### Goal
Print all of the data exactly as written.

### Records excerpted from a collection
-- BEGIN --

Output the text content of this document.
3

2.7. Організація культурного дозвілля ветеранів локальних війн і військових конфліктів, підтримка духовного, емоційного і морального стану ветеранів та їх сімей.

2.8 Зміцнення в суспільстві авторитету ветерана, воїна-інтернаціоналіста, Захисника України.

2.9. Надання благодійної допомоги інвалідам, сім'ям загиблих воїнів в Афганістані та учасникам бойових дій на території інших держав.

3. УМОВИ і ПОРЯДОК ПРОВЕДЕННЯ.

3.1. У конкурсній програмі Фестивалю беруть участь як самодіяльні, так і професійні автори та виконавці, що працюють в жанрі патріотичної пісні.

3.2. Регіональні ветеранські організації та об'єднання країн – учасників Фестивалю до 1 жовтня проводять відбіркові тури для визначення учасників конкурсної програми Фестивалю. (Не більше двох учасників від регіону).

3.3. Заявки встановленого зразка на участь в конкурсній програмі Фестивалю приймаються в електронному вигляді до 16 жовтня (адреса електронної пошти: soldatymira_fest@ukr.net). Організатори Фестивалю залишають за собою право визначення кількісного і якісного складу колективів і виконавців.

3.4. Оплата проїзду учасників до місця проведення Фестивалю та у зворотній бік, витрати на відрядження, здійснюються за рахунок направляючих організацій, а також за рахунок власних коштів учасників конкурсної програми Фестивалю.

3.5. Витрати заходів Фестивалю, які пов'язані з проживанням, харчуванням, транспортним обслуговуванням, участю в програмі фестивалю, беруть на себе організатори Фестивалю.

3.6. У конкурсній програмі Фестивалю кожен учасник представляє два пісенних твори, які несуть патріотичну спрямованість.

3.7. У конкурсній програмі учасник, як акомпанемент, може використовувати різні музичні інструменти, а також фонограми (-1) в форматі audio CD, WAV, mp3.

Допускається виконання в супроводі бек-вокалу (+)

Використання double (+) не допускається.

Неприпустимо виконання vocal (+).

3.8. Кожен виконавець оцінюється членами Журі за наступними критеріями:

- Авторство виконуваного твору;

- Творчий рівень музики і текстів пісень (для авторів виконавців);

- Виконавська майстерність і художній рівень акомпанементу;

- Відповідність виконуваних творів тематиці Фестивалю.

-- END --

### Exercise result
Output the text content of this document.
3

2.7. Організація культурного дозвілля ветеранів локальних війн і військових конфліктів, підтримка духовного, емоційного і морального стану ветеранів та їх сімей.

2.8 Зміцнення в суспільстві авторитету ветерана, воїна-інтернаціоналіста, Захисника України.

2.9. Надання благодійної допомоги інвалідам, сім'ям загиблих воїнів в Афганістані та учасникам бойових дій на території інших держав.

3. УМОВИ і ПОРЯДОК ПРОВЕДЕННЯ.

3.1. У конкурсній програмі Фестивалю беруть участь як самодіяльні, так і професійні автори та виконавці, що працюють в жанрі патріотичної пісні.

3.2. Регіональні ветеранські організації та об'єднання країн – учасників Фестивалю до 1 жовтня проводять відбіркові тури для визначення учасників конкурсної програми Фестивалю. (Не більше двох учасників від регіону).

3.3. Заявки встановленого зразка на участь в конкурсній програмі Фестивалю приймаються в електронному вигляді до 16 жовтня (адреса електронної пошти: soldatymira_fest@ukr.net). Організатори Фестивалю залишають за собою право визначення кількісного і якісного складу колективів і виконавців.

3.4. Оплата проїзду учасників до місця проведення Фестивалю та у зворотній бік, витрати на відрядження, здійснюються за рахунок направляючих організацій, а також за рахунок власних коштів учасників конкурсної програми Фестивалю.

3.5. Витрати заходів Фестивалю, які пов'язані з проживанням, харчуванням, транспортним обслуговуванням, участю в програмі фестивалю, беруть на себе організатори Фестивалю.

3.6. У конкурсній програмі Фестивалю кожен учасник представляє два пісенних твори, які несуть патріотичну спрямованість.

3.7. У конкурсній програмі учасник, як акомпанемент, може використовувати різні музичні інструменти, а також фонограми (-1) в форматі audio CD, WAV, mp3.

Допускається виконання в супроводі бек-вокалу (+)

Використання double (+) не допускається.

Неприпустимо виконання vocal (+).

3.8. Кожен виконавець оцінюється членами Журі за наступними критеріями:

- Авторство виконуваного твору;

- Творчий рівень музики і текстів пісень (для авторів виконавців);

- Виконавська майстерність і художній рівень акомпанементу;

- Відповідність виконуваних творів тематиці Фестивалю.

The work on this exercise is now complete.